> [WRITTEN INSTRUCTION]: Can you recast the records, from their first line through the line containing "legend-label: Coulet des" (that line included), as a JSON list of strings with one string per line and blank lines omitted?

[begin ENTRIES SHOWN]

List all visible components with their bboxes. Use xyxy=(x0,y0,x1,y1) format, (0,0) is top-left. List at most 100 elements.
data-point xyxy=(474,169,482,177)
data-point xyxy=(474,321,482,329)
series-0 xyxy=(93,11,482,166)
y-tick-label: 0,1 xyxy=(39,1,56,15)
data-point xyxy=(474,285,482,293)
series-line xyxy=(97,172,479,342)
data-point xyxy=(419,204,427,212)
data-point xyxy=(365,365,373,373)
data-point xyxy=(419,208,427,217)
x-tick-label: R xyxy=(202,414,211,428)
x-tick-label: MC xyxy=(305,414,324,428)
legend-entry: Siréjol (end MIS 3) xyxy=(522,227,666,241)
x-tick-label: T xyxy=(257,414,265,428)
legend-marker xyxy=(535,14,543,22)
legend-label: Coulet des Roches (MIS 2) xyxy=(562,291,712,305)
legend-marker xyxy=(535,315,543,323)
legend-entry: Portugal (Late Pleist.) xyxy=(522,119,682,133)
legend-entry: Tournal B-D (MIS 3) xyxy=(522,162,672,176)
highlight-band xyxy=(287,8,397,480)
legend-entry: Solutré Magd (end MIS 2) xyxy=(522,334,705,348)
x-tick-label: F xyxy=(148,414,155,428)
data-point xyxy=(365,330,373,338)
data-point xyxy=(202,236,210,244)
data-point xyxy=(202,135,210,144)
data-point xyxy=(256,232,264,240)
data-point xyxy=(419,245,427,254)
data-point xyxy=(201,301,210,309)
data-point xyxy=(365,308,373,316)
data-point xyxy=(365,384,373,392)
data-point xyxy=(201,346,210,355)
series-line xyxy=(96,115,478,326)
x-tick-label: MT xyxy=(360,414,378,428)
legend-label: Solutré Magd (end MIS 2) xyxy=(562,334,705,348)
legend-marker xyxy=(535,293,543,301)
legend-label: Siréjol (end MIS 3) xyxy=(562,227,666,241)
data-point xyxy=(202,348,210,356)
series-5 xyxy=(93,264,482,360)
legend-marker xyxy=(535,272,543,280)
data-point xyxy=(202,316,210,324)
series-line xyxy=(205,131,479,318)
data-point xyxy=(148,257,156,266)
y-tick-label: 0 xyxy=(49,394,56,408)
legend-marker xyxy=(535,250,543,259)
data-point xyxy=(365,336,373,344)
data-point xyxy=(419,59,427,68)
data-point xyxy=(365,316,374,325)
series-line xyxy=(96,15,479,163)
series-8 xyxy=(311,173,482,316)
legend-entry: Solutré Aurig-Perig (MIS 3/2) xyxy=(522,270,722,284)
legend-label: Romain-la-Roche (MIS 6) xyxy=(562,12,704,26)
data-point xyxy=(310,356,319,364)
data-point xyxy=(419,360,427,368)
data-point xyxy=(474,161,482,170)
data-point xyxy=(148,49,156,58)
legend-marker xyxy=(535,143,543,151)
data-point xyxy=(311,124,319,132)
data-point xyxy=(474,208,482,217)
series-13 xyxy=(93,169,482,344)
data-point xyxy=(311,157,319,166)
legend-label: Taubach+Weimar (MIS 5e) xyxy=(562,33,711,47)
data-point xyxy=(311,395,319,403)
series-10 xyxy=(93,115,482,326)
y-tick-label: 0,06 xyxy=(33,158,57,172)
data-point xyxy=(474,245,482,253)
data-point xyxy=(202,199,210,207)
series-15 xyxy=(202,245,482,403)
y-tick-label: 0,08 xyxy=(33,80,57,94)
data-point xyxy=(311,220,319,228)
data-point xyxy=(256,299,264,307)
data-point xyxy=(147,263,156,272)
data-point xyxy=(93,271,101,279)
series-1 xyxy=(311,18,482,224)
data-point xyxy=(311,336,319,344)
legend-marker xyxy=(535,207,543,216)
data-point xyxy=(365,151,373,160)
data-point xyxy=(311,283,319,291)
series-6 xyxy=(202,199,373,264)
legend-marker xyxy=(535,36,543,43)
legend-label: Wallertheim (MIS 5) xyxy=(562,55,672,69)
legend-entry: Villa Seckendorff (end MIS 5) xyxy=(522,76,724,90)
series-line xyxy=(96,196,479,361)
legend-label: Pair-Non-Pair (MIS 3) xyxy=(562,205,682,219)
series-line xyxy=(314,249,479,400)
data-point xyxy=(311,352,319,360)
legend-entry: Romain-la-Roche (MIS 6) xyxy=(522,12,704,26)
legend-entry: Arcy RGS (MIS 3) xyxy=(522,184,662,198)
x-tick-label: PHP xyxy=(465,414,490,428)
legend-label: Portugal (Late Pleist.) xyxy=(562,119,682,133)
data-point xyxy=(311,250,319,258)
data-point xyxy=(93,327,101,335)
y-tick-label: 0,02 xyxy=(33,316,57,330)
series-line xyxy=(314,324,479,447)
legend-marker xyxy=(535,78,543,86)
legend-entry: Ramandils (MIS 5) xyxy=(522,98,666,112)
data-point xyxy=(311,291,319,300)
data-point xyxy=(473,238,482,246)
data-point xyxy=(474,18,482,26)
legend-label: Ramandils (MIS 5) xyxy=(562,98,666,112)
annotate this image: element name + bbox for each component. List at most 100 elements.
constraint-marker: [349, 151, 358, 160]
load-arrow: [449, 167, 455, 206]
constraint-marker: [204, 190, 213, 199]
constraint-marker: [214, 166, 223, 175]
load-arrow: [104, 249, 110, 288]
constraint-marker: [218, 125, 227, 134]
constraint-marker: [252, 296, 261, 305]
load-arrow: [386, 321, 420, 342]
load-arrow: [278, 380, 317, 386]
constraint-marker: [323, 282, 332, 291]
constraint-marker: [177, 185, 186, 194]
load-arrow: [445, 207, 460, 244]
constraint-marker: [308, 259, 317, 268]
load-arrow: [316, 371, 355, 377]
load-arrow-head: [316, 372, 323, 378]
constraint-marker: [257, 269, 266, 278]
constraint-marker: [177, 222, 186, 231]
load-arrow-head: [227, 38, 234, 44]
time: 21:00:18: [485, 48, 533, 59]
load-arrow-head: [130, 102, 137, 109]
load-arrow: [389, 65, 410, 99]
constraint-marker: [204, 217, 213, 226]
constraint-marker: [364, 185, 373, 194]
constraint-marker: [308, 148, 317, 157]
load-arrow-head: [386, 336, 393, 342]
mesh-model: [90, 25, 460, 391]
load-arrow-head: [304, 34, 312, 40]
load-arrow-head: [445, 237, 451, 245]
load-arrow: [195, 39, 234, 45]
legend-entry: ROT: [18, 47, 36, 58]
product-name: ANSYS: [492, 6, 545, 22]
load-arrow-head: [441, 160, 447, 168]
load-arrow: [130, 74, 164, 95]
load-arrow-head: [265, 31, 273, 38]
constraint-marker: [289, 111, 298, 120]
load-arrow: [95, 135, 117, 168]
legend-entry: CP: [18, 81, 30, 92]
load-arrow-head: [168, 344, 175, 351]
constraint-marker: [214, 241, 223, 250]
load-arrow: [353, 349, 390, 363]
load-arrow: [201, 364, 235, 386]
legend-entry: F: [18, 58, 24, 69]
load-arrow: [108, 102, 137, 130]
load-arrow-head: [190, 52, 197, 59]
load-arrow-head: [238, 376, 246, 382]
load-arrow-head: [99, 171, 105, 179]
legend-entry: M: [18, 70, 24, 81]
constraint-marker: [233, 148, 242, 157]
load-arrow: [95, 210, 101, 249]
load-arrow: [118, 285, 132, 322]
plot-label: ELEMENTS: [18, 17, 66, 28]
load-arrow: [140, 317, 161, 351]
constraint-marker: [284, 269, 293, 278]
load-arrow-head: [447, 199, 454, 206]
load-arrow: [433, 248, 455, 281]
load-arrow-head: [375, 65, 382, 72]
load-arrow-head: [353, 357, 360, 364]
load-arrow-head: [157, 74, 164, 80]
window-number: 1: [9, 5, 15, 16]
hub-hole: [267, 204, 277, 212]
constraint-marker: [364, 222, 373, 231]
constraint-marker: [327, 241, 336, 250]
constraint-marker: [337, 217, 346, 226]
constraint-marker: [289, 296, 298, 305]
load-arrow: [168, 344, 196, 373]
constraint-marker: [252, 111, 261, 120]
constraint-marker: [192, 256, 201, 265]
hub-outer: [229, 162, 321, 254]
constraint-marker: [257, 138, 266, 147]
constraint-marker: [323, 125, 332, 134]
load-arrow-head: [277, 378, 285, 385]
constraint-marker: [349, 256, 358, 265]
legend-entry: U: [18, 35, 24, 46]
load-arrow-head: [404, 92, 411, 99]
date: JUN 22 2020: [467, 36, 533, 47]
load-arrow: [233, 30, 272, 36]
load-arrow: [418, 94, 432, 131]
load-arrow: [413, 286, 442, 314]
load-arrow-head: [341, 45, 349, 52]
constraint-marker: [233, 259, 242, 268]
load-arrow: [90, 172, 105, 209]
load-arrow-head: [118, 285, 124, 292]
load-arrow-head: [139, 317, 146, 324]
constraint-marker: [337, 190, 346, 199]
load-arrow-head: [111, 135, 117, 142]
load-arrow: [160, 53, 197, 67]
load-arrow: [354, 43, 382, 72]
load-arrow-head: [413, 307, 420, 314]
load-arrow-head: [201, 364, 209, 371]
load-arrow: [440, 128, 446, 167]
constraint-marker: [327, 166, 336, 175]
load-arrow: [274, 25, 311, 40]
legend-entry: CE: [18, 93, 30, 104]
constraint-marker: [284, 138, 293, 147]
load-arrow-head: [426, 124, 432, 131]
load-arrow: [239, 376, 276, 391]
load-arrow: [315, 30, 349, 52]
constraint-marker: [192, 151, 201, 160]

[end ENTRIES SHOWN]

> [WRITTEN SOLUTION]:
[
  "List all visible components with their bboxes. Use xyxy=(x0,y0,x1,y1) format, (0,0) is top-left. List at most 100 elements.",
  "data-point xyxy=(474,169,482,177)",
  "data-point xyxy=(474,321,482,329)",
  "series-0 xyxy=(93,11,482,166)",
  "y-tick-label: 0,1 xyxy=(39,1,56,15)",
  "data-point xyxy=(474,285,482,293)",
  "series-line xyxy=(97,172,479,342)",
  "data-point xyxy=(419,204,427,212)",
  "data-point xyxy=(365,365,373,373)",
  "data-point xyxy=(419,208,427,217)",
  "x-tick-label: R xyxy=(202,414,211,428)",
  "x-tick-label: MC xyxy=(305,414,324,428)",
  "legend-entry: Siréjol (end MIS 3) xyxy=(522,227,666,241)",
  "x-tick-label: T xyxy=(257,414,265,428)",
  "legend-marker xyxy=(535,14,543,22)",
  "legend-label: Coulet des Roches (MIS 2) xyxy=(562,291,712,305)"
]